(Dataset records)
┄┄┄┄┄┄┄┄┄┄
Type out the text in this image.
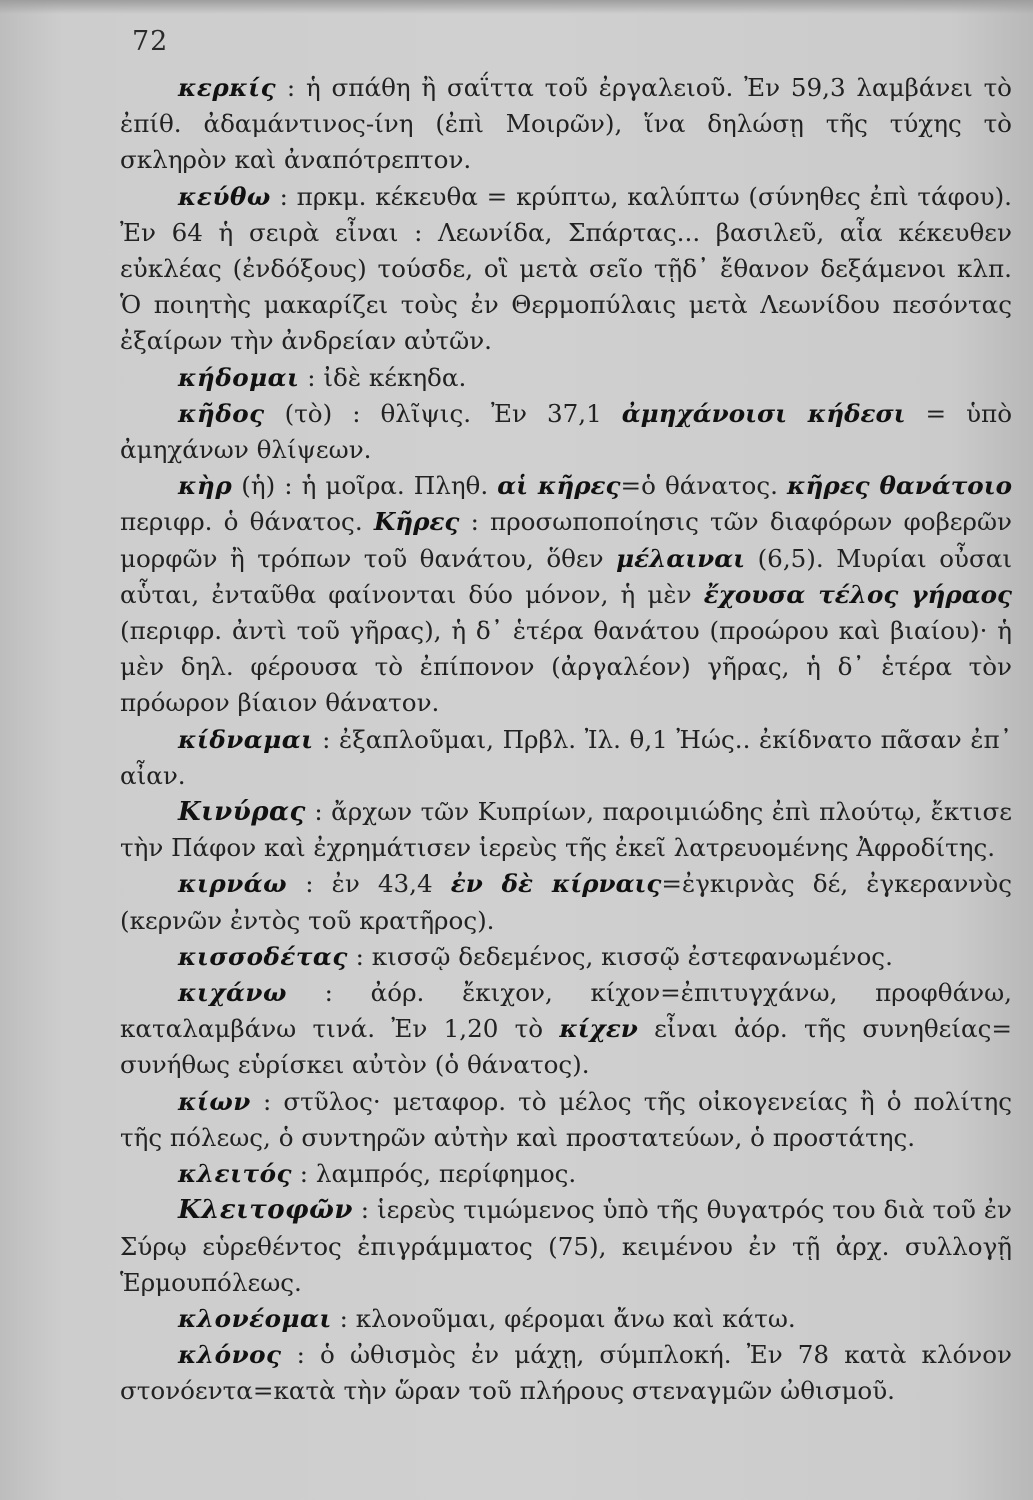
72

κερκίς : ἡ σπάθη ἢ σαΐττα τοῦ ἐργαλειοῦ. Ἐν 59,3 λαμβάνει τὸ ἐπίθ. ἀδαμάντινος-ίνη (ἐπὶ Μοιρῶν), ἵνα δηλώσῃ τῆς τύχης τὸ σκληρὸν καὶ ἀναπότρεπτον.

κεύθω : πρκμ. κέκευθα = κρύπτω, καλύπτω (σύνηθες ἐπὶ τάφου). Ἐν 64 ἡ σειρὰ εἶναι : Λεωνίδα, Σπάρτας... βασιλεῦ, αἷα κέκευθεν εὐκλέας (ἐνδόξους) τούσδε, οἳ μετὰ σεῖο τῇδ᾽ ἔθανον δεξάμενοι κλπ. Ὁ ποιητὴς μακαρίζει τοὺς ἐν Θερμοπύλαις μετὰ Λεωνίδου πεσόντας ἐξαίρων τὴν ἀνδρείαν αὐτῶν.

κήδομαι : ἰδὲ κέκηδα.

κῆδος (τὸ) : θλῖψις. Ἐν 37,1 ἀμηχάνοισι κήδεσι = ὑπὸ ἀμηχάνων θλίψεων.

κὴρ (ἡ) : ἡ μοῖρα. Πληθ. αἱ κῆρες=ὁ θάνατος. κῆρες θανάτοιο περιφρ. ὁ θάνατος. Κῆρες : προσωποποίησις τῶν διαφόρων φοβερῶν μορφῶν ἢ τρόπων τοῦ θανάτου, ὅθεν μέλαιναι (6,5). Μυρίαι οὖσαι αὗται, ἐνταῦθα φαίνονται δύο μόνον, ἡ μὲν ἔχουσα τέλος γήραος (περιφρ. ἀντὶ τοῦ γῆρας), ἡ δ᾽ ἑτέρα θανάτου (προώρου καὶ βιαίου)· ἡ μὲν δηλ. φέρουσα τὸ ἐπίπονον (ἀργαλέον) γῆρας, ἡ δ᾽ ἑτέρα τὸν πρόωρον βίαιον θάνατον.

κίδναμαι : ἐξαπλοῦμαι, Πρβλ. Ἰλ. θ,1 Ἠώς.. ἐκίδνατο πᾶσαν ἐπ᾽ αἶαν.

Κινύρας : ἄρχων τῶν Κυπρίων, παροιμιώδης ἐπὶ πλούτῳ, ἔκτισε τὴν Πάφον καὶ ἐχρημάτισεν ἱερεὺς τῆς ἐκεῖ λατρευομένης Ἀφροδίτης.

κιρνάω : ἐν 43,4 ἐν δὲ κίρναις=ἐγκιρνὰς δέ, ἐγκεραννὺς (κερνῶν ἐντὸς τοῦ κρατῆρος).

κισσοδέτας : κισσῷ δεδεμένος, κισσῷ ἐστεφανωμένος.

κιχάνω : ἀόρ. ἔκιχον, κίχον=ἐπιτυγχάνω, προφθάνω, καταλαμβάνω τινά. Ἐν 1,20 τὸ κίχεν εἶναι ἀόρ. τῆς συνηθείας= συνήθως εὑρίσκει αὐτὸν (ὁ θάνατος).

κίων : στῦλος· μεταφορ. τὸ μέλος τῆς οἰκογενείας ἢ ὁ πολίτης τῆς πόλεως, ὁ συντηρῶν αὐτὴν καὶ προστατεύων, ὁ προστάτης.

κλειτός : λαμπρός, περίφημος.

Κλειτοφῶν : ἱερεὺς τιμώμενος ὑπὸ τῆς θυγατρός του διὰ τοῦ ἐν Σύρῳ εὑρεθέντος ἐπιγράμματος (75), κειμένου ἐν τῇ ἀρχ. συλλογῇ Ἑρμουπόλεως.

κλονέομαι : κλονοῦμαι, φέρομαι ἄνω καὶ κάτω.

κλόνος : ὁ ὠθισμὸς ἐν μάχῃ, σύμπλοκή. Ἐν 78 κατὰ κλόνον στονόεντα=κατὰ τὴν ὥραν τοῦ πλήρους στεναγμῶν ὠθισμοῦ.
┄┄┄┄┄┄┄┄┄┄
» **Stated task**:
For the entries shown above, give the number of lines that include the word "θάνατος", without any other text.

» **Task response**:
2